Extracted data entries
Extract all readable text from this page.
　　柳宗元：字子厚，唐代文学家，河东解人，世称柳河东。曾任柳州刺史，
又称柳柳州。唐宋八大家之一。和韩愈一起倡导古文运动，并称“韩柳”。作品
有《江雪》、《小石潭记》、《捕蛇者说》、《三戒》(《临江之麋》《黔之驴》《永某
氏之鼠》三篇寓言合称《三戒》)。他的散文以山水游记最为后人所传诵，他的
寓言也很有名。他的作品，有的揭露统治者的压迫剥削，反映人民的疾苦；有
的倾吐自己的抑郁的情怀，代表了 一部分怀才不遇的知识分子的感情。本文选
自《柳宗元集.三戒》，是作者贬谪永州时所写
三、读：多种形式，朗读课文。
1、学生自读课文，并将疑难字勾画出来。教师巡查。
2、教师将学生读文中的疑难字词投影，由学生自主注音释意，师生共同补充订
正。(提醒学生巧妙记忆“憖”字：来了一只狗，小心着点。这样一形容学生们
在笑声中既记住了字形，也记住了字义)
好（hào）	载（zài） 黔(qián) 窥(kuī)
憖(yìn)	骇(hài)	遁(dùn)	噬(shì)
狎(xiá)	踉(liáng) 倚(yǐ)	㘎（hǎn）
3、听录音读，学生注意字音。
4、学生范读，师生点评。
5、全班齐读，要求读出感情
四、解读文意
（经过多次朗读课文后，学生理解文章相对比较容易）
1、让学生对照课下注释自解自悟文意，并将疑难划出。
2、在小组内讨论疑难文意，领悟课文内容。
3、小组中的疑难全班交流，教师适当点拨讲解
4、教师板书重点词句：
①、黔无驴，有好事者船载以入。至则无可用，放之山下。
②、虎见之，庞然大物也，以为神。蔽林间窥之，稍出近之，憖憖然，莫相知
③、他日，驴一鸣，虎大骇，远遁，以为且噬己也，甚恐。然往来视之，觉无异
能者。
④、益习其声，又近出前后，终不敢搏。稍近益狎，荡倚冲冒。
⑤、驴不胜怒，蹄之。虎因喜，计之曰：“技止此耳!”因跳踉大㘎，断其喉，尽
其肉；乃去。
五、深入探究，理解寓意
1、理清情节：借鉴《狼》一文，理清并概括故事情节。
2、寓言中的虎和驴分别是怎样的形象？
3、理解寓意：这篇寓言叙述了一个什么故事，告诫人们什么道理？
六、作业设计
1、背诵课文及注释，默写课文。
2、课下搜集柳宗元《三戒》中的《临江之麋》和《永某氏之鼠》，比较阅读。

* * *

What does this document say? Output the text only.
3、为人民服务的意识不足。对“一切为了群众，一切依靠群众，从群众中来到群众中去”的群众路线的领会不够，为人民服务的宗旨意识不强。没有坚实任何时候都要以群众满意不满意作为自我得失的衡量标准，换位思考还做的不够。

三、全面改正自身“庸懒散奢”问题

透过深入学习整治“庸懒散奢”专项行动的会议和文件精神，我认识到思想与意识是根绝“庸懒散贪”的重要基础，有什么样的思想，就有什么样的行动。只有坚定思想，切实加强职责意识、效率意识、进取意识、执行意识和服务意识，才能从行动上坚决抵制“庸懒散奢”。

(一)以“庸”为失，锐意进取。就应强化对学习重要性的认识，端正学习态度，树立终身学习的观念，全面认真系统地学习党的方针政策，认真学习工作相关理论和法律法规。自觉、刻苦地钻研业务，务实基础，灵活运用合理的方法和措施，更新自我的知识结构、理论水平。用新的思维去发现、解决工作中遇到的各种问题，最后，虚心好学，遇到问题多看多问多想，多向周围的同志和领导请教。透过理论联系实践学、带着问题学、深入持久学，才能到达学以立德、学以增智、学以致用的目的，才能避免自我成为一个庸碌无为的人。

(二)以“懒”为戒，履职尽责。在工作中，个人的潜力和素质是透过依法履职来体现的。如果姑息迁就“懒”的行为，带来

--

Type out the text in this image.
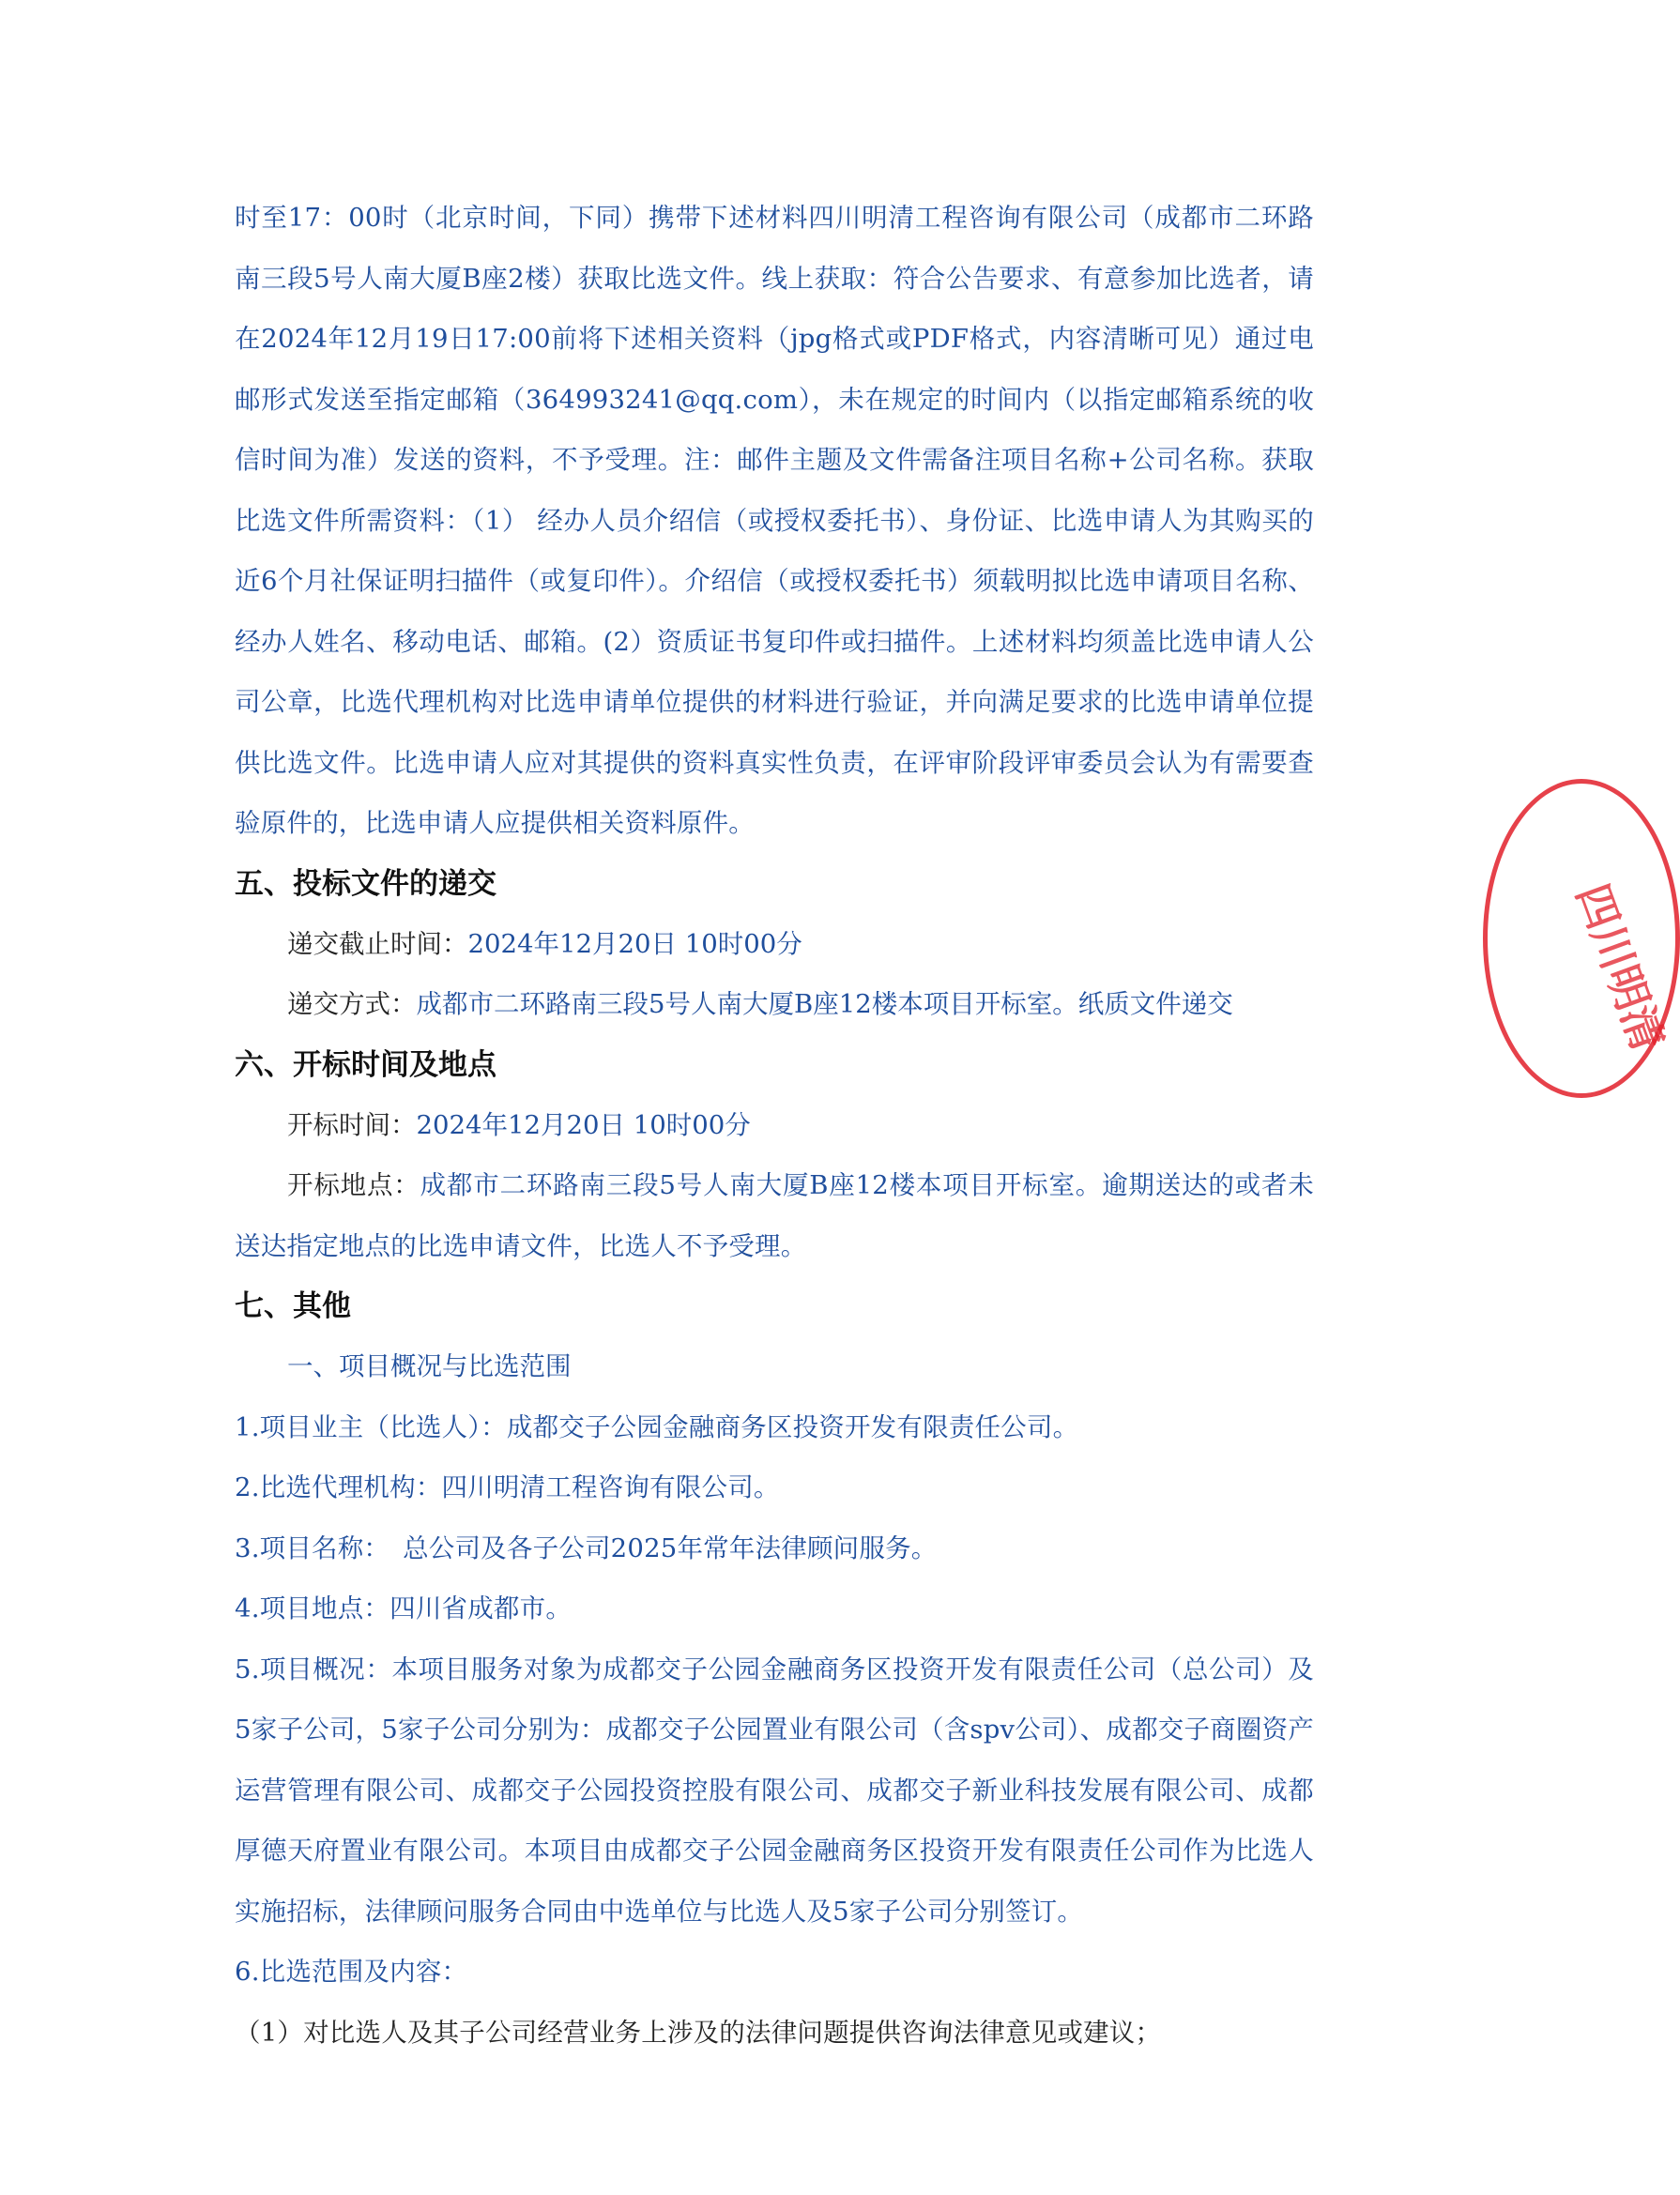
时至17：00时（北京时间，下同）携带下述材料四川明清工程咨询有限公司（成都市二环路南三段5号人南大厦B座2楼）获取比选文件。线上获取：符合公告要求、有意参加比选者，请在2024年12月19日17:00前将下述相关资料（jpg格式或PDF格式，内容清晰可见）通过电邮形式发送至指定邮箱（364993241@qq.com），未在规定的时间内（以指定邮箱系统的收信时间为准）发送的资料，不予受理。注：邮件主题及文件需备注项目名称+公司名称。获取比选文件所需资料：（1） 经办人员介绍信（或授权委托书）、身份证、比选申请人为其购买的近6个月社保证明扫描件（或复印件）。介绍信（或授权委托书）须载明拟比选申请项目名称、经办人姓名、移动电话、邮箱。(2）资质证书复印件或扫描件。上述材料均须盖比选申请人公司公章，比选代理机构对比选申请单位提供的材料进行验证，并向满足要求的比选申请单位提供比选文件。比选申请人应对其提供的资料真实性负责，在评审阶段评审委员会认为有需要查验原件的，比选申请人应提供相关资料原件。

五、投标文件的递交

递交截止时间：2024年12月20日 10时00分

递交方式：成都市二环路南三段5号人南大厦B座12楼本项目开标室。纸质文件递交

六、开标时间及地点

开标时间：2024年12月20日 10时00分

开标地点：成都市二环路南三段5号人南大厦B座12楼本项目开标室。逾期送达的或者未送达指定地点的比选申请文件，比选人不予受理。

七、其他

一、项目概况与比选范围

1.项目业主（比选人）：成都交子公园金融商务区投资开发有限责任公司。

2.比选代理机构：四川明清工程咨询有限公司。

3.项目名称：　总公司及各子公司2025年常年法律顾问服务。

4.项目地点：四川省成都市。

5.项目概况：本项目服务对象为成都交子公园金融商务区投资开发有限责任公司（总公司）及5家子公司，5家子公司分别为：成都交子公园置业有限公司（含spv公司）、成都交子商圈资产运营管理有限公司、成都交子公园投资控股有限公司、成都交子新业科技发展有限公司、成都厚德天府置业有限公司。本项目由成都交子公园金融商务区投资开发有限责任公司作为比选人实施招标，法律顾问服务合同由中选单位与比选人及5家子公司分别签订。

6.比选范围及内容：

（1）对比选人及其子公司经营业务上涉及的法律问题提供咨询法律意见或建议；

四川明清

## What needs to be done
State the number of lines in this listing that contain the string "临江之麋", and add nothing else.

## Task result
2